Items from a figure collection
····················

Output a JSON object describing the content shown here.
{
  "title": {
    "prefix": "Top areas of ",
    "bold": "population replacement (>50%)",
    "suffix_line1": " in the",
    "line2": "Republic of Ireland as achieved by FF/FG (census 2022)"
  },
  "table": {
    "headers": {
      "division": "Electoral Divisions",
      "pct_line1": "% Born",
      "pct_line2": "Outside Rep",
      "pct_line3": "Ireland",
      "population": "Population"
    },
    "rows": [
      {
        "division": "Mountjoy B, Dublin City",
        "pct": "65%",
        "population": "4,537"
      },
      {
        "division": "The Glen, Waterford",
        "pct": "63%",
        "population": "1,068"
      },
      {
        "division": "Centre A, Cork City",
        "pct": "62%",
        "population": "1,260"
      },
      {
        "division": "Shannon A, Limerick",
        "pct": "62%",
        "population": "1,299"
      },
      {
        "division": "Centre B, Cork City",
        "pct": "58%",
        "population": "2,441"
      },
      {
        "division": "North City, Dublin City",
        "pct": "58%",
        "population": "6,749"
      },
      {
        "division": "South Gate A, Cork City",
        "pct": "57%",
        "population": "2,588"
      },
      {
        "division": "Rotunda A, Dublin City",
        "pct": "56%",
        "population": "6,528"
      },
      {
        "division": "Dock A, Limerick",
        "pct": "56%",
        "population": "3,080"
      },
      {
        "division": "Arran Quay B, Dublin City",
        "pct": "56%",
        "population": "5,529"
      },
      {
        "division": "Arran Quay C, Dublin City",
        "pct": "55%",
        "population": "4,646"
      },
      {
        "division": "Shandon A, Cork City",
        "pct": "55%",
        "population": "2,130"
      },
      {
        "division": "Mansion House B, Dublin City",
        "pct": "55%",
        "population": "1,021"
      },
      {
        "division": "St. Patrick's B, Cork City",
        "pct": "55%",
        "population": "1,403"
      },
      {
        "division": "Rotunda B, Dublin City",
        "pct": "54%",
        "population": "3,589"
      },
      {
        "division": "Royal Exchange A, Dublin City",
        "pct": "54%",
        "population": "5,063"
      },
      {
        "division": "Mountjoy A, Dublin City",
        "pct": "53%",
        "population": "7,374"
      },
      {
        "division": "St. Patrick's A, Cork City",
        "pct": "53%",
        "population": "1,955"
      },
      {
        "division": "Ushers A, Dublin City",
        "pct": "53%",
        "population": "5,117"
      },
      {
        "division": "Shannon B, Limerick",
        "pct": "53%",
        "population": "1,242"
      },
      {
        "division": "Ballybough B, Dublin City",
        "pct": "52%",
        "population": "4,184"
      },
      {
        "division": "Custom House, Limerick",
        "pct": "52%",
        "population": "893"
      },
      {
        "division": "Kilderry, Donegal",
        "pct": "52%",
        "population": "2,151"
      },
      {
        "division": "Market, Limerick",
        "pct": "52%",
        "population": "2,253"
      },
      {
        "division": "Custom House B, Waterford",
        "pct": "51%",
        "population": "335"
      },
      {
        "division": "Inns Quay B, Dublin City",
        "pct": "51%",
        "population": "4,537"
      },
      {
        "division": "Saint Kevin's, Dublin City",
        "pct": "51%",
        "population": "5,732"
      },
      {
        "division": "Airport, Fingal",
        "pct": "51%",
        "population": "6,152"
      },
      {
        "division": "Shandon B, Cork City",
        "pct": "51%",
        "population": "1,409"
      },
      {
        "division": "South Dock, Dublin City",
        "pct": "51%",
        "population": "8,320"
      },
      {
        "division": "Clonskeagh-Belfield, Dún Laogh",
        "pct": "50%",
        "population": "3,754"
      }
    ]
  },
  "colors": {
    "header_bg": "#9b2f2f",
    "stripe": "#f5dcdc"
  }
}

····················

Exercise objective:
Reproduce the entries above in full by retyping them exactly.

Complete answer:
Output a JSON object describing the content shown here.
{
  "title": {
    "prefix": "Top areas of ",
    "bold": "population replacement (>50%)",
    "suffix_line1": " in the",
    "line2": "Republic of Ireland as achieved by FF/FG (census 2022)"
  },
  "table": {
    "headers": {
      "division": "Electoral Divisions",
      "pct_line1": "% Born",
      "pct_line2": "Outside Rep",
      "pct_line3": "Ireland",
      "population": "Population"
    },
    "rows": [
      {
        "division": "Mountjoy B, Dublin City",
        "pct": "65%",
        "population": "4,537"
      },
      {
        "division": "The Glen, Waterford",
        "pct": "63%",
        "population": "1,068"
      },
      {
        "division": "Centre A, Cork City",
        "pct": "62%",
        "population": "1,260"
      },
      {
        "division": "Shannon A, Limerick",
        "pct": "62%",
        "population": "1,299"
      },
      {
        "division": "Centre B, Cork City",
        "pct": "58%",
        "population": "2,441"
      },
      {
        "division": "North City, Dublin City",
        "pct": "58%",
        "population": "6,749"
      },
      {
        "division": "South Gate A, Cork City",
        "pct": "57%",
        "population": "2,588"
      },
      {
        "division": "Rotunda A, Dublin City",
        "pct": "56%",
        "population": "6,528"
      },
      {
        "division": "Dock A, Limerick",
        "pct": "56%",
        "population": "3,080"
      },
      {
        "division": "Arran Quay B, Dublin City",
        "pct": "56%",
        "population": "5,529"
      },
      {
        "division": "Arran Quay C, Dublin City",
        "pct": "55%",
        "population": "4,646"
      },
      {
        "division": "Shandon A, Cork City",
        "pct": "55%",
        "population": "2,130"
      },
      {
        "division": "Mansion House B, Dublin City",
        "pct": "55%",
        "population": "1,021"
      },
      {
        "division": "St. Patrick's B, Cork City",
        "pct": "55%",
        "population": "1,403"
      },
      {
        "division": "Rotunda B, Dublin City",
        "pct": "54%",
        "population": "3,589"
      },
      {
        "division": "Royal Exchange A, Dublin City",
        "pct": "54%",
        "population": "5,063"
      },
      {
        "division": "Mountjoy A, Dublin City",
        "pct": "53%",
        "population": "7,374"
      },
      {
        "division": "St. Patrick's A, Cork City",
        "pct": "53%",
        "population": "1,955"
      },
      {
        "division": "Ushers A, Dublin City",
        "pct": "53%",
        "population": "5,117"
      },
      {
        "division": "Shannon B, Limerick",
        "pct": "53%",
        "population": "1,242"
      },
      {
        "division": "Ballybough B, Dublin City",
        "pct": "52%",
        "population": "4,184"
      },
      {
        "division": "Custom House, Limerick",
        "pct": "52%",
        "population": "893"
      },
      {
        "division": "Kilderry, Donegal",
        "pct": "52%",
        "population": "2,151"
      },
      {
        "division": "Market, Limerick",
        "pct": "52%",
        "population": "2,253"
      },
      {
        "division": "Custom House B, Waterford",
        "pct": "51%",
        "population": "335"
      },
      {
        "division": "Inns Quay B, Dublin City",
        "pct": "51%",
        "population": "4,537"
      },
      {
        "division": "Saint Kevin's, Dublin City",
        "pct": "51%",
        "population": "5,732"
      },
      {
        "division": "Airport, Fingal",
        "pct": "51%",
        "population": "6,152"
      },
      {
        "division": "Shandon B, Cork City",
        "pct": "51%",
        "population": "1,409"
      },
      {
        "division": "South Dock, Dublin City",
        "pct": "51%",
        "population": "8,320"
      },
      {
        "division": "Clonskeagh-Belfield, Dún Laogh",
        "pct": "50%",
        "population": "3,754"
      }
    ]
  },
  "colors": {
    "header_bg": "#9b2f2f",
    "stripe": "#f5dcdc"
  }
}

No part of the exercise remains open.